(Figure collection entries)
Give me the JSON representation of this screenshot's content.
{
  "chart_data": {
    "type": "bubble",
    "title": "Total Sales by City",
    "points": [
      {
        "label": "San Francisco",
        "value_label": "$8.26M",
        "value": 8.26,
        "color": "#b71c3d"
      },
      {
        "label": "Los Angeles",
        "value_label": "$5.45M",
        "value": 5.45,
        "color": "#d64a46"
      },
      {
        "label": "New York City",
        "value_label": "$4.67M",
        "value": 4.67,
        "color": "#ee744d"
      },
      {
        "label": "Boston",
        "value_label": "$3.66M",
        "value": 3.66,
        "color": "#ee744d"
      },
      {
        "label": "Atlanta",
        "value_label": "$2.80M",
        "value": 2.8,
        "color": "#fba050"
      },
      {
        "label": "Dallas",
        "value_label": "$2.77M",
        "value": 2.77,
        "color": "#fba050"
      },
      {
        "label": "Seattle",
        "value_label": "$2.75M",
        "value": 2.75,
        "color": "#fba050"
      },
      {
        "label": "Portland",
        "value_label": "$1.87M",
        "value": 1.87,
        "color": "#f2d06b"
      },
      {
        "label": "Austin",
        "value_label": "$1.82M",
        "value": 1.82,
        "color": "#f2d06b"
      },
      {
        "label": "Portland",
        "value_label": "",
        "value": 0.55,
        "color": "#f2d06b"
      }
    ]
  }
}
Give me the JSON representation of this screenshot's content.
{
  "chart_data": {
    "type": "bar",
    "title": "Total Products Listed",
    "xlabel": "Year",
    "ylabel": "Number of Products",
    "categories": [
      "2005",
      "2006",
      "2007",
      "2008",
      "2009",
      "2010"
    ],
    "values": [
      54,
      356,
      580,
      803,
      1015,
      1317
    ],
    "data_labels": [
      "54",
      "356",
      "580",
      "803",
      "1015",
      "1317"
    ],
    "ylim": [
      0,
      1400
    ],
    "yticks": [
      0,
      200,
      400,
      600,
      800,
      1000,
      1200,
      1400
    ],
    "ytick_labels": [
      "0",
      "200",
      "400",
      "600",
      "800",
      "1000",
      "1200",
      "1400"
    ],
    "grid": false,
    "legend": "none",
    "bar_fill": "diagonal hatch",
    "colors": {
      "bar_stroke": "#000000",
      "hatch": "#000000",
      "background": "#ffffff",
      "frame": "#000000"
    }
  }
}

...

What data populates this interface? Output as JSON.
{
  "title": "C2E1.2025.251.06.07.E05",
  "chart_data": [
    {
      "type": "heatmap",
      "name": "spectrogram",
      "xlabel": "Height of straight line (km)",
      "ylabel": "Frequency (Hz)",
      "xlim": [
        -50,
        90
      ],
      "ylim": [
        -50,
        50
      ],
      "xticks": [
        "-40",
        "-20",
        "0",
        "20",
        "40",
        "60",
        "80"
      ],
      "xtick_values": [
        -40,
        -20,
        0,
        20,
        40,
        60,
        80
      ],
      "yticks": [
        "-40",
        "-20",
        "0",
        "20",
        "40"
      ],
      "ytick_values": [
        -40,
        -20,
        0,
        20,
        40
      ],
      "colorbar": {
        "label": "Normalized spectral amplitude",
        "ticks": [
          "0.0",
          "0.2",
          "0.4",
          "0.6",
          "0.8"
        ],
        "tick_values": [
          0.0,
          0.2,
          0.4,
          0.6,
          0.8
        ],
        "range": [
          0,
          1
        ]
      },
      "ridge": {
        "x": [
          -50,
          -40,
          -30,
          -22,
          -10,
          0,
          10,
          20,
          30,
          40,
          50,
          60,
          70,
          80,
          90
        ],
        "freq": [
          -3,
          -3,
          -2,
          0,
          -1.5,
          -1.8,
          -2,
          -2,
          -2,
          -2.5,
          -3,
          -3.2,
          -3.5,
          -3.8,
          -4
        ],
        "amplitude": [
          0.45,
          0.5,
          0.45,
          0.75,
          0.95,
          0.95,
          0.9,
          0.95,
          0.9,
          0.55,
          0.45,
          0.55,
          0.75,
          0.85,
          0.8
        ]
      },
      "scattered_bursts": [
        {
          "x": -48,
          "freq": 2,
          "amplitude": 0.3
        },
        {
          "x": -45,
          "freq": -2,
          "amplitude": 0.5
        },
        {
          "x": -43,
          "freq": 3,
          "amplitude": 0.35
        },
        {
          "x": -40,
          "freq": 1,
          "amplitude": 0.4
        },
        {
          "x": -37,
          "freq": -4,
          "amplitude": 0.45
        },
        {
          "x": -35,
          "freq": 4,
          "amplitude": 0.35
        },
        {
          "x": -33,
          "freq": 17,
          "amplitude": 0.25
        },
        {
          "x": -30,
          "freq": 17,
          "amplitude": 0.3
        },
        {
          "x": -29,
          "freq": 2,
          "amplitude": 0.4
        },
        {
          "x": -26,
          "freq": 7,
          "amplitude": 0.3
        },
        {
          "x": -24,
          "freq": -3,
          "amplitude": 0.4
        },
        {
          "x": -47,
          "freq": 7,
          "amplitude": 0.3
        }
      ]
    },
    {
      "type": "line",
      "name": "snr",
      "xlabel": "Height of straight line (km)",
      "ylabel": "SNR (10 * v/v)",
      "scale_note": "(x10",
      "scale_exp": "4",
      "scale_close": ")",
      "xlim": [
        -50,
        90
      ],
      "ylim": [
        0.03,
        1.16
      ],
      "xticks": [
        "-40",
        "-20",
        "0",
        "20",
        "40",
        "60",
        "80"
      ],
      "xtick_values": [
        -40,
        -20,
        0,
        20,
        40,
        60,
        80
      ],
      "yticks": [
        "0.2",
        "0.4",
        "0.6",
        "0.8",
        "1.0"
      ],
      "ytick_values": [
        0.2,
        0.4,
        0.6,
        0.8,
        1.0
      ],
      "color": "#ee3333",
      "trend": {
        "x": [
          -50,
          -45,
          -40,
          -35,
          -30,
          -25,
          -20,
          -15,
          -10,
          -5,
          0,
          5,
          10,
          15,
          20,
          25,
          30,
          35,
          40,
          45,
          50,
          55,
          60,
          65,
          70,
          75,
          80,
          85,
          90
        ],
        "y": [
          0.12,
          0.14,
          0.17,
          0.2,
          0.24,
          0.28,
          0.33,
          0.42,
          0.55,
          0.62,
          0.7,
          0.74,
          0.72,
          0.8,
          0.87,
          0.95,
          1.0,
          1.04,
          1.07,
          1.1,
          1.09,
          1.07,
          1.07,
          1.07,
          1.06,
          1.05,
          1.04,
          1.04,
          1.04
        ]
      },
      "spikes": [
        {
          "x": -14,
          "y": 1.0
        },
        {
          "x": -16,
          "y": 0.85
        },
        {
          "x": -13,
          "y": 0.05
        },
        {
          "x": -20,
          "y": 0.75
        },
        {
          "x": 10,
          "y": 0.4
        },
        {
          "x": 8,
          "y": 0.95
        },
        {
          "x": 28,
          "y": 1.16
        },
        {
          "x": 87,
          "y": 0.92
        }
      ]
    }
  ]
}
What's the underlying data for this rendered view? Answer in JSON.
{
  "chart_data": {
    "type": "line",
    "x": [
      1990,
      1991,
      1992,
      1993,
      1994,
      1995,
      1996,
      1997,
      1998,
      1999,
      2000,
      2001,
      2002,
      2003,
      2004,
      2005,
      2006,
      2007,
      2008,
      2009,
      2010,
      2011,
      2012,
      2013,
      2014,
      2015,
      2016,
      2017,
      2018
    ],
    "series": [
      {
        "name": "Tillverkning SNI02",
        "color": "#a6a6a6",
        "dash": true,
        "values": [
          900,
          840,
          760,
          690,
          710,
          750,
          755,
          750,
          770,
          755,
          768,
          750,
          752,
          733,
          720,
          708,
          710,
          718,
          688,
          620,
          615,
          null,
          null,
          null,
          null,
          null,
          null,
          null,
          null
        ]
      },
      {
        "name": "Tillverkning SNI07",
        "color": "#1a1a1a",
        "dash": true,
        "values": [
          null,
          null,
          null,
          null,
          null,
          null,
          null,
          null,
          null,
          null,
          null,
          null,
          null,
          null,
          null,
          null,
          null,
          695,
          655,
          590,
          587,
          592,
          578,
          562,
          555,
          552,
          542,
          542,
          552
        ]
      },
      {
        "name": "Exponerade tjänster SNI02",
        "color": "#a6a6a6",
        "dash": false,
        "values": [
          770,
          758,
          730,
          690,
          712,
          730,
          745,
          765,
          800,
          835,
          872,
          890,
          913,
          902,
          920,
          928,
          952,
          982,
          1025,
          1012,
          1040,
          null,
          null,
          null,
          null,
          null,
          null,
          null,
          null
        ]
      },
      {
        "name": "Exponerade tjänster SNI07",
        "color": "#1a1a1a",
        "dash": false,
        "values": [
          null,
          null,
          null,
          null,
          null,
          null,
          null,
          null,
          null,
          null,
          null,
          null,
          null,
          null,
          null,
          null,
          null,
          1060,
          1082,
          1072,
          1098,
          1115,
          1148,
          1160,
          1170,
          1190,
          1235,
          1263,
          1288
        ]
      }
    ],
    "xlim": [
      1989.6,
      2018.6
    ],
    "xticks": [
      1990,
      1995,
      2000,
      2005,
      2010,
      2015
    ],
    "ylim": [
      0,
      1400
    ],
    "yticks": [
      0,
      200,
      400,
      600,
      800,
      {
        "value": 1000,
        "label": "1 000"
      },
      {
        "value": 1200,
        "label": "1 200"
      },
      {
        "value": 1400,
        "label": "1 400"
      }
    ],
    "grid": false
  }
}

## What you will do
Work through the records above line by line and count those that hold the string "City". Give only the result.

## Output for this exercise
2